[start Given data]

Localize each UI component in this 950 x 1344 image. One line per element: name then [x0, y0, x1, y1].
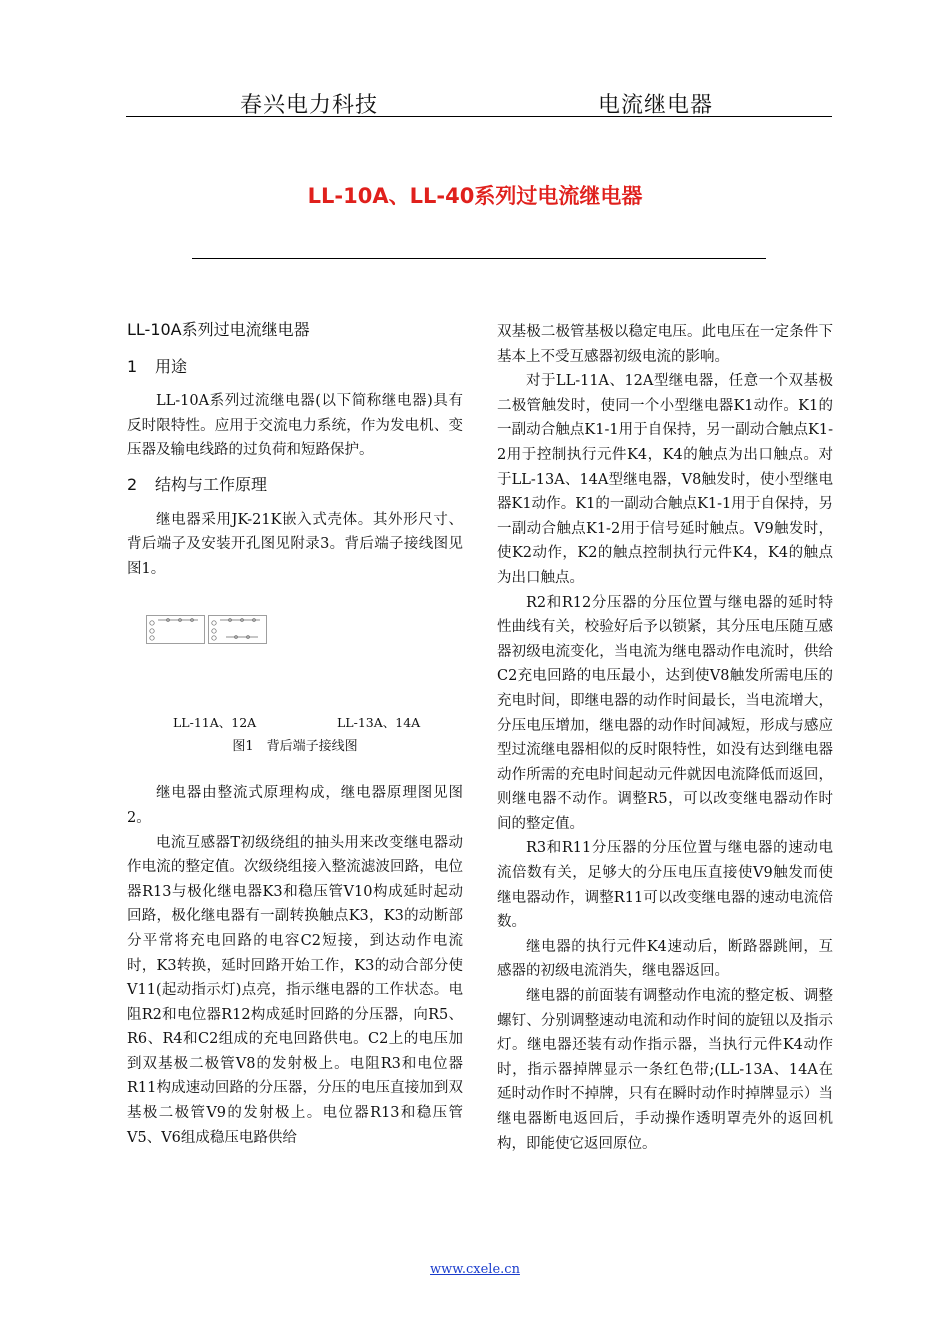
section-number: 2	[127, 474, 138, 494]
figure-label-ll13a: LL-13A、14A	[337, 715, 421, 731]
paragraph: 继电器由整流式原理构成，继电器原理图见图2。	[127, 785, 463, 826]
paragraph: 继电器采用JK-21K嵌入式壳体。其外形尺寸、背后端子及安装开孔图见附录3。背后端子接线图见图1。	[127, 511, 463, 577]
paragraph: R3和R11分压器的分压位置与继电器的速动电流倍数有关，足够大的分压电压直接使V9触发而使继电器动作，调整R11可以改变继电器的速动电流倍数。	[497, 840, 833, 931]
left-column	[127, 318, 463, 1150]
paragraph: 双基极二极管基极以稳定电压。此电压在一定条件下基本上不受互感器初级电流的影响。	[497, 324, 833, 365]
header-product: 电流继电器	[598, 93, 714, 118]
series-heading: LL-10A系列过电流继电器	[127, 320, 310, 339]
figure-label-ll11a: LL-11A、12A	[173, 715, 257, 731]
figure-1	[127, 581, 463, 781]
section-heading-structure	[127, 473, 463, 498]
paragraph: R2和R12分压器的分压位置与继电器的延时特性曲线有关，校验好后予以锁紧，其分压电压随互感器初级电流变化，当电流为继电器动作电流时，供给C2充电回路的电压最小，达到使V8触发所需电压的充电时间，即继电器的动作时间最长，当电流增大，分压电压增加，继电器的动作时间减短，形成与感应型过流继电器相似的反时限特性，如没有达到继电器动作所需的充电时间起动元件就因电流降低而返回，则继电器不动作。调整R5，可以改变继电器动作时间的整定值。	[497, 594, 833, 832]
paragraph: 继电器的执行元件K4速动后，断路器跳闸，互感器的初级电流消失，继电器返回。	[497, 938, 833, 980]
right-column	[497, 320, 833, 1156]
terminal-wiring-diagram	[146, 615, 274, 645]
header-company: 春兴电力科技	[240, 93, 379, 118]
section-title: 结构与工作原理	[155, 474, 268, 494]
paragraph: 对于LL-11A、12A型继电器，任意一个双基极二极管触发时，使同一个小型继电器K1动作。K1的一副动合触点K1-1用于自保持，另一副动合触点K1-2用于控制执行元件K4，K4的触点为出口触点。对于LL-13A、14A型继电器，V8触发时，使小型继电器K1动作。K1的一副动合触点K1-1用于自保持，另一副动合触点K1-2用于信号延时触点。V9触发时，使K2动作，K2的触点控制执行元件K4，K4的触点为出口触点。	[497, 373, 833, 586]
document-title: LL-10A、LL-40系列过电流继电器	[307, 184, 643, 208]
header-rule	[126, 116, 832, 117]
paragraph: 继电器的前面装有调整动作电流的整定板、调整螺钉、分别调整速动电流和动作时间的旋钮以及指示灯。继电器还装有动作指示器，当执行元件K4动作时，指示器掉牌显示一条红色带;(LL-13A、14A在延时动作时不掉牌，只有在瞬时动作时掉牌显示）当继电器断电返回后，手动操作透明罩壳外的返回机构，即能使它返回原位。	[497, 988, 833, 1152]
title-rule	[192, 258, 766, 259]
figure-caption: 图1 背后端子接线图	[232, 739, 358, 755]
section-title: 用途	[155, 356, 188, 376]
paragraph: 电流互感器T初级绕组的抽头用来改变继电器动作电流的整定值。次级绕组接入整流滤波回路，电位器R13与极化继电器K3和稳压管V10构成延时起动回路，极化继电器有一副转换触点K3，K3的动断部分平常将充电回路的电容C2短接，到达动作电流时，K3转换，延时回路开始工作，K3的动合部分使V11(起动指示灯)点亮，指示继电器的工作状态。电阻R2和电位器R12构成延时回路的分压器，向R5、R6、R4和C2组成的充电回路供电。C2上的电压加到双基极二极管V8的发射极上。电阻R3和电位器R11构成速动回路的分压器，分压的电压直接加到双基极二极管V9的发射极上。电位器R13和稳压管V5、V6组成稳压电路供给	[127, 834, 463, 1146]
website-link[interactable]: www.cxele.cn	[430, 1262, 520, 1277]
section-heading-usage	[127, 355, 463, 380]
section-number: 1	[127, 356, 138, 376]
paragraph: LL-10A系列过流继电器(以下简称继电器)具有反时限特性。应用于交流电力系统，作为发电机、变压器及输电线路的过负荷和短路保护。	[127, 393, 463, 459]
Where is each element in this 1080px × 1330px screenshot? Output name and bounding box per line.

[end Given data]
[start Given data]

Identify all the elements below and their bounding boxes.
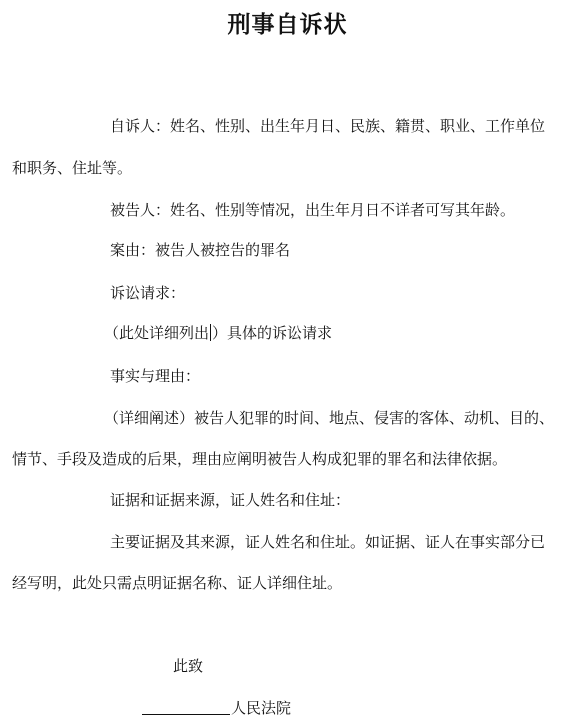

[end Given data]

* Short exercise *
Format the records from the line with "Localize each UI" up to and including the line with "511, 463, 577]" as a numbered list, skipping blank lines and leaving out the pictures.

* Solution for this problem *
1. Localize each UI component in this 950 x 1344 image. One line per element: name then [x0, y0, x1, y1].
2. section-number: 2	[127, 474, 138, 494]
3. figure-label-ll13a: LL-13A、14A	[337, 715, 421, 731]
4. paragraph: 继电器由整流式原理构成，继电器原理图见图2。	[127, 785, 463, 826]
5. paragraph: 继电器采用JK-21K嵌入式壳体。其外形尺寸、背后端子及安装开孔图见附录3。背后端子接线图见图1。	[127, 511, 463, 577]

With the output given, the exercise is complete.